(Collected data)
§ §
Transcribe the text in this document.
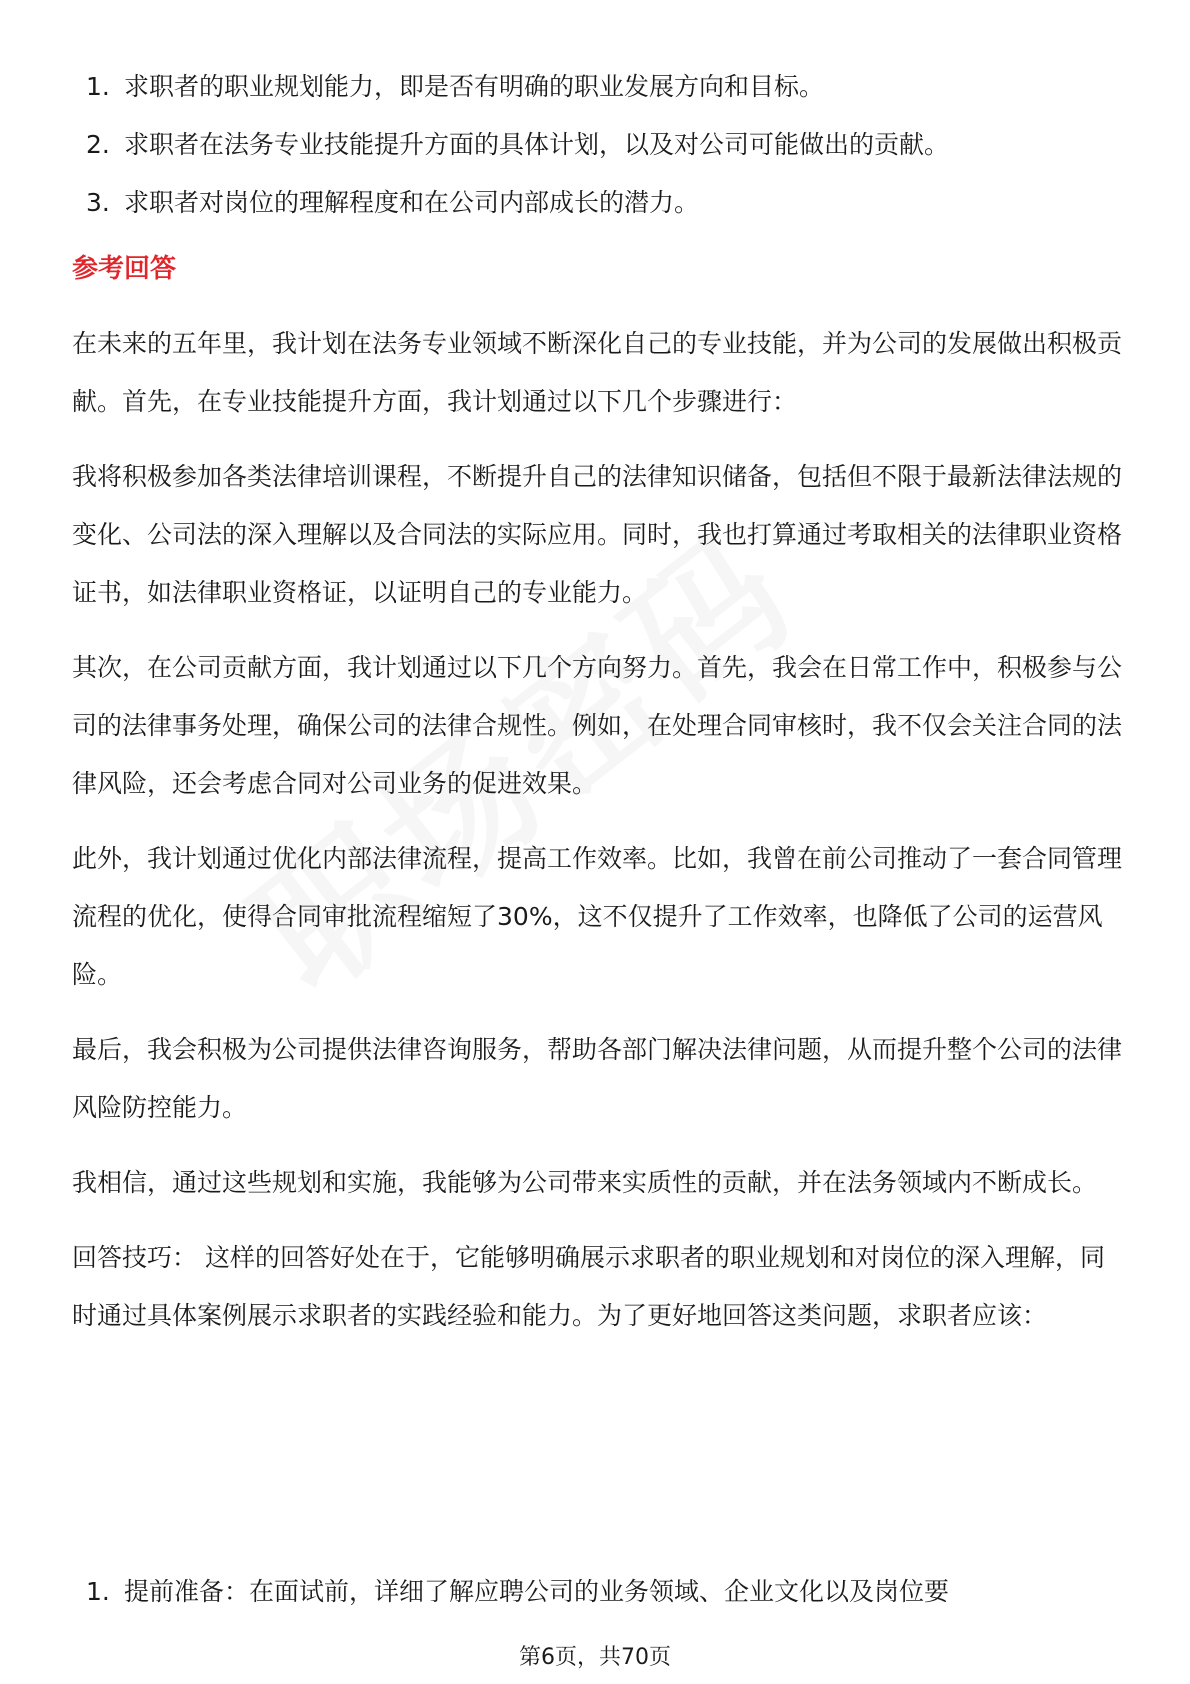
1. 求职者的职业规划能力，即是否有明确的职业发展方向和目标。
2. 求职者在法务专业技能提升方面的具体计划，以及对公司可能做出的贡献。
3. 求职者对岗位的理解程度和在公司内部成长的潜力。
参考回答

在未来的五年里，我计划在法务专业领域不断深化自己的专业技能，并为公司的发展做出积极贡献。首先，在专业技能提升方面，我计划通过以下几个步骤进行：

我将积极参加各类法律培训课程，不断提升自己的法律知识储备，包括但不限于最新法律法规的变化、公司法的深入理解以及合同法的实际应用。同时，我也打算通过考取相关的法律职业资格证书，如法律职业资格证，以证明自己的专业能力。

其次，在公司贡献方面，我计划通过以下几个方向努力。首先，我会在日常工作中，积极参与公司的法律事务处理，确保公司的法律合规性。例如，在处理合同审核时，我不仅会关注合同的法律风险，还会考虑合同对公司业务的促进效果。

此外，我计划通过优化内部法律流程，提高工作效率。比如，我曾在前公司推动了一套合同管理流程的优化，使得合同审批流程缩短了30%，这不仅提升了工作效率，也降低了公司的运营风险。

最后，我会积极为公司提供法律咨询服务，帮助各部门解决法律问题，从而提升整个公司的法律风险防控能力。

我相信，通过这些规划和实施，我能够为公司带来实质性的贡献，并在法务领域内不断成长。

回答技巧： 这样的回答好处在于，它能够明确展示求职者的职业规划和对岗位的深入理解，同时通过具体案例展示求职者的实践经验和能力。为了更好地回答这类问题，求职者应该：

1. 提前准备：在面试前，详细了解应聘公司的业务领域、企业文化以及岗位要
第6页，共70页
§ §
YOUR TASK: Leave images out of the retyped records; keep all else exact.

RESPONSE:
Transcribe the text in this document.
1. 求职者的职业规划能力，即是否有明确的职业发展方向和目标。
2. 求职者在法务专业技能提升方面的具体计划，以及对公司可能做出的贡献。
3. 求职者对岗位的理解程度和在公司内部成长的潜力。
参考回答

在未来的五年里，我计划在法务专业领域不断深化自己的专业技能，并为公司的发展做出积极贡献。首先，在专业技能提升方面，我计划通过以下几个步骤进行：

我将积极参加各类法律培训课程，不断提升自己的法律知识储备，包括但不限于最新法律法规的变化、公司法的深入理解以及合同法的实际应用。同时，我也打算通过考取相关的法律职业资格证书，如法律职业资格证，以证明自己的专业能力。

其次，在公司贡献方面，我计划通过以下几个方向努力。首先，我会在日常工作中，积极参与公司的法律事务处理，确保公司的法律合规性。例如，在处理合同审核时，我不仅会关注合同的法律风险，还会考虑合同对公司业务的促进效果。

此外，我计划通过优化内部法律流程，提高工作效率。比如，我曾在前公司推动了一套合同管理流程的优化，使得合同审批流程缩短了30%，这不仅提升了工作效率，也降低了公司的运营风险。

最后，我会积极为公司提供法律咨询服务，帮助各部门解决法律问题，从而提升整个公司的法律风险防控能力。

我相信，通过这些规划和实施，我能够为公司带来实质性的贡献，并在法务领域内不断成长。

回答技巧： 这样的回答好处在于，它能够明确展示求职者的职业规划和对岗位的深入理解，同时通过具体案例展示求职者的实践经验和能力。为了更好地回答这类问题，求职者应该：

1. 提前准备：在面试前，详细了解应聘公司的业务领域、企业文化以及岗位要
第6页，共70页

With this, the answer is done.